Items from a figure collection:
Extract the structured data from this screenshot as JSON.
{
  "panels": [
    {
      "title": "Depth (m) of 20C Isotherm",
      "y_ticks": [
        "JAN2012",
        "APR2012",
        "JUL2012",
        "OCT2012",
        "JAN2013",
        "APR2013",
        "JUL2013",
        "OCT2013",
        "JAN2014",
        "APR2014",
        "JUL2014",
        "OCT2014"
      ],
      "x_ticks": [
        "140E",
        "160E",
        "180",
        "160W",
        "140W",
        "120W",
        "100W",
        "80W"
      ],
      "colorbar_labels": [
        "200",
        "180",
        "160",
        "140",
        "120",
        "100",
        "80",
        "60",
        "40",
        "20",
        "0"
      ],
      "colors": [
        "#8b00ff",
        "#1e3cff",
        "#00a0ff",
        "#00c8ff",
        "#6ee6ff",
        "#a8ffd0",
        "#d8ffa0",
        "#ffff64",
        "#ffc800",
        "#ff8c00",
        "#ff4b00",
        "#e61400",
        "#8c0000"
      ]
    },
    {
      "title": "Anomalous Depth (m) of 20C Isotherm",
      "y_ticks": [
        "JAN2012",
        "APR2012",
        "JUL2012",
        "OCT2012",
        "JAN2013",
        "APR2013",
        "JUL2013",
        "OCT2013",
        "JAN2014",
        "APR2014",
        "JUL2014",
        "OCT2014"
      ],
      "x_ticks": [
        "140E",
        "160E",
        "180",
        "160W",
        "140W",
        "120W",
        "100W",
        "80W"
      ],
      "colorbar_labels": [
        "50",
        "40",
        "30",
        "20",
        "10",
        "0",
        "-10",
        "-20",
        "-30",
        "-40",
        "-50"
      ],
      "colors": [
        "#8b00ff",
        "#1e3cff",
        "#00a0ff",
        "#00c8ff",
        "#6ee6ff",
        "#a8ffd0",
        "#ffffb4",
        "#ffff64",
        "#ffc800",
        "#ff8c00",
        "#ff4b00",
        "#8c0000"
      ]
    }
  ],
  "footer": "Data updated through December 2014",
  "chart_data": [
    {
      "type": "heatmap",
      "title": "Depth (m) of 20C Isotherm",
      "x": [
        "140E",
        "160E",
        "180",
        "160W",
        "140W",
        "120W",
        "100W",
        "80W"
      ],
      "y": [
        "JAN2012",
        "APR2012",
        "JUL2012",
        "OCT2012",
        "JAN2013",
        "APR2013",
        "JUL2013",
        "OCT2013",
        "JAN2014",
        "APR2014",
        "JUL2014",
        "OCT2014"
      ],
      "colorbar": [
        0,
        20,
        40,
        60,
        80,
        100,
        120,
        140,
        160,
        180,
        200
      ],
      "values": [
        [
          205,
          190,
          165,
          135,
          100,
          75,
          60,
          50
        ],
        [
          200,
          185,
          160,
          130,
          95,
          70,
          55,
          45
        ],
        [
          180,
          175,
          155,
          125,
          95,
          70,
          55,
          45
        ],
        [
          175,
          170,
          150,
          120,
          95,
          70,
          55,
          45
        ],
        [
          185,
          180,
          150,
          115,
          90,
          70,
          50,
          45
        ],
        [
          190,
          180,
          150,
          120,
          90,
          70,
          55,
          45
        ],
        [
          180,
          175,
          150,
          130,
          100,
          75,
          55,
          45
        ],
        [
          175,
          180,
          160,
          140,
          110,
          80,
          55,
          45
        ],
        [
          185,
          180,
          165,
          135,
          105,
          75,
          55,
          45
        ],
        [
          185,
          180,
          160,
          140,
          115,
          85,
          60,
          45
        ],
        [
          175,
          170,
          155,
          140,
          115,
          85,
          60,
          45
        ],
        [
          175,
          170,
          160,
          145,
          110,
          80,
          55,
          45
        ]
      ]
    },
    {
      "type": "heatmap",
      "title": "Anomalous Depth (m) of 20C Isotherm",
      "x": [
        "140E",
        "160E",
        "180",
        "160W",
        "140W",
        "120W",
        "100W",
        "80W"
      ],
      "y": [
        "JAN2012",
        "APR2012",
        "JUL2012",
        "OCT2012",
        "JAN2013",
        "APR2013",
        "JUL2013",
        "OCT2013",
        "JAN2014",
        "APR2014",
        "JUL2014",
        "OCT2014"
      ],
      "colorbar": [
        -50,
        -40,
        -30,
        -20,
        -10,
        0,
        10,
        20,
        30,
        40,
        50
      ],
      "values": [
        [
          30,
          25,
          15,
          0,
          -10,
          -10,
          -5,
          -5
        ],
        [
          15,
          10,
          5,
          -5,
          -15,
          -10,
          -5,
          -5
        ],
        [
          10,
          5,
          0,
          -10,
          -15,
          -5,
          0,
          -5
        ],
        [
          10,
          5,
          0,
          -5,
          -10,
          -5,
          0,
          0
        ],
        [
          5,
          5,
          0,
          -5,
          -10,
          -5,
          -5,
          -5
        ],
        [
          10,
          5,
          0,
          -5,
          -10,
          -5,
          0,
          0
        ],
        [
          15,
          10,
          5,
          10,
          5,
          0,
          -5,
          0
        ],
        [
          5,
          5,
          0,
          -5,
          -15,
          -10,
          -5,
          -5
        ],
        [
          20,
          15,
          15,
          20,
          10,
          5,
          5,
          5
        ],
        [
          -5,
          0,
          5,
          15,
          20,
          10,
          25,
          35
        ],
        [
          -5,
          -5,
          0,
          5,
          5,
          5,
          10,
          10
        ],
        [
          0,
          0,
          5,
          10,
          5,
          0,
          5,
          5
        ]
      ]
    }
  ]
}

DIRECTION:
Set down all of the data above, word for word.

THE SOLUTION:
Extract the structured data from this screenshot as JSON.
{
  "panels": [
    {
      "title": "Depth (m) of 20C Isotherm",
      "y_ticks": [
        "JAN2012",
        "APR2012",
        "JUL2012",
        "OCT2012",
        "JAN2013",
        "APR2013",
        "JUL2013",
        "OCT2013",
        "JAN2014",
        "APR2014",
        "JUL2014",
        "OCT2014"
      ],
      "x_ticks": [
        "140E",
        "160E",
        "180",
        "160W",
        "140W",
        "120W",
        "100W",
        "80W"
      ],
      "colorbar_labels": [
        "200",
        "180",
        "160",
        "140",
        "120",
        "100",
        "80",
        "60",
        "40",
        "20",
        "0"
      ],
      "colors": [
        "#8b00ff",
        "#1e3cff",
        "#00a0ff",
        "#00c8ff",
        "#6ee6ff",
        "#a8ffd0",
        "#d8ffa0",
        "#ffff64",
        "#ffc800",
        "#ff8c00",
        "#ff4b00",
        "#e61400",
        "#8c0000"
      ]
    },
    {
      "title": "Anomalous Depth (m) of 20C Isotherm",
      "y_ticks": [
        "JAN2012",
        "APR2012",
        "JUL2012",
        "OCT2012",
        "JAN2013",
        "APR2013",
        "JUL2013",
        "OCT2013",
        "JAN2014",
        "APR2014",
        "JUL2014",
        "OCT2014"
      ],
      "x_ticks": [
        "140E",
        "160E",
        "180",
        "160W",
        "140W",
        "120W",
        "100W",
        "80W"
      ],
      "colorbar_labels": [
        "50",
        "40",
        "30",
        "20",
        "10",
        "0",
        "-10",
        "-20",
        "-30",
        "-40",
        "-50"
      ],
      "colors": [
        "#8b00ff",
        "#1e3cff",
        "#00a0ff",
        "#00c8ff",
        "#6ee6ff",
        "#a8ffd0",
        "#ffffb4",
        "#ffff64",
        "#ffc800",
        "#ff8c00",
        "#ff4b00",
        "#8c0000"
      ]
    }
  ],
  "footer": "Data updated through December 2014",
  "chart_data": [
    {
      "type": "heatmap",
      "title": "Depth (m) of 20C Isotherm",
      "x": [
        "140E",
        "160E",
        "180",
        "160W",
        "140W",
        "120W",
        "100W",
        "80W"
      ],
      "y": [
        "JAN2012",
        "APR2012",
        "JUL2012",
        "OCT2012",
        "JAN2013",
        "APR2013",
        "JUL2013",
        "OCT2013",
        "JAN2014",
        "APR2014",
        "JUL2014",
        "OCT2014"
      ],
      "colorbar": [
        0,
        20,
        40,
        60,
        80,
        100,
        120,
        140,
        160,
        180,
        200
      ],
      "values": [
        [
          205,
          190,
          165,
          135,
          100,
          75,
          60,
          50
        ],
        [
          200,
          185,
          160,
          130,
          95,
          70,
          55,
          45
        ],
        [
          180,
          175,
          155,
          125,
          95,
          70,
          55,
          45
        ],
        [
          175,
          170,
          150,
          120,
          95,
          70,
          55,
          45
        ],
        [
          185,
          180,
          150,
          115,
          90,
          70,
          50,
          45
        ],
        [
          190,
          180,
          150,
          120,
          90,
          70,
          55,
          45
        ],
        [
          180,
          175,
          150,
          130,
          100,
          75,
          55,
          45
        ],
        [
          175,
          180,
          160,
          140,
          110,
          80,
          55,
          45
        ],
        [
          185,
          180,
          165,
          135,
          105,
          75,
          55,
          45
        ],
        [
          185,
          180,
          160,
          140,
          115,
          85,
          60,
          45
        ],
        [
          175,
          170,
          155,
          140,
          115,
          85,
          60,
          45
        ],
        [
          175,
          170,
          160,
          145,
          110,
          80,
          55,
          45
        ]
      ]
    },
    {
      "type": "heatmap",
      "title": "Anomalous Depth (m) of 20C Isotherm",
      "x": [
        "140E",
        "160E",
        "180",
        "160W",
        "140W",
        "120W",
        "100W",
        "80W"
      ],
      "y": [
        "JAN2012",
        "APR2012",
        "JUL2012",
        "OCT2012",
        "JAN2013",
        "APR2013",
        "JUL2013",
        "OCT2013",
        "JAN2014",
        "APR2014",
        "JUL2014",
        "OCT2014"
      ],
      "colorbar": [
        -50,
        -40,
        -30,
        -20,
        -10,
        0,
        10,
        20,
        30,
        40,
        50
      ],
      "values": [
        [
          30,
          25,
          15,
          0,
          -10,
          -10,
          -5,
          -5
        ],
        [
          15,
          10,
          5,
          -5,
          -15,
          -10,
          -5,
          -5
        ],
        [
          10,
          5,
          0,
          -10,
          -15,
          -5,
          0,
          -5
        ],
        [
          10,
          5,
          0,
          -5,
          -10,
          -5,
          0,
          0
        ],
        [
          5,
          5,
          0,
          -5,
          -10,
          -5,
          -5,
          -5
        ],
        [
          10,
          5,
          0,
          -5,
          -10,
          -5,
          0,
          0
        ],
        [
          15,
          10,
          5,
          10,
          5,
          0,
          -5,
          0
        ],
        [
          5,
          5,
          0,
          -5,
          -15,
          -10,
          -5,
          -5
        ],
        [
          20,
          15,
          15,
          20,
          10,
          5,
          5,
          5
        ],
        [
          -5,
          0,
          5,
          15,
          20,
          10,
          25,
          35
        ],
        [
          -5,
          -5,
          0,
          5,
          5,
          5,
          10,
          10
        ],
        [
          0,
          0,
          5,
          10,
          5,
          0,
          5,
          5
        ]
      ]
    }
  ]
}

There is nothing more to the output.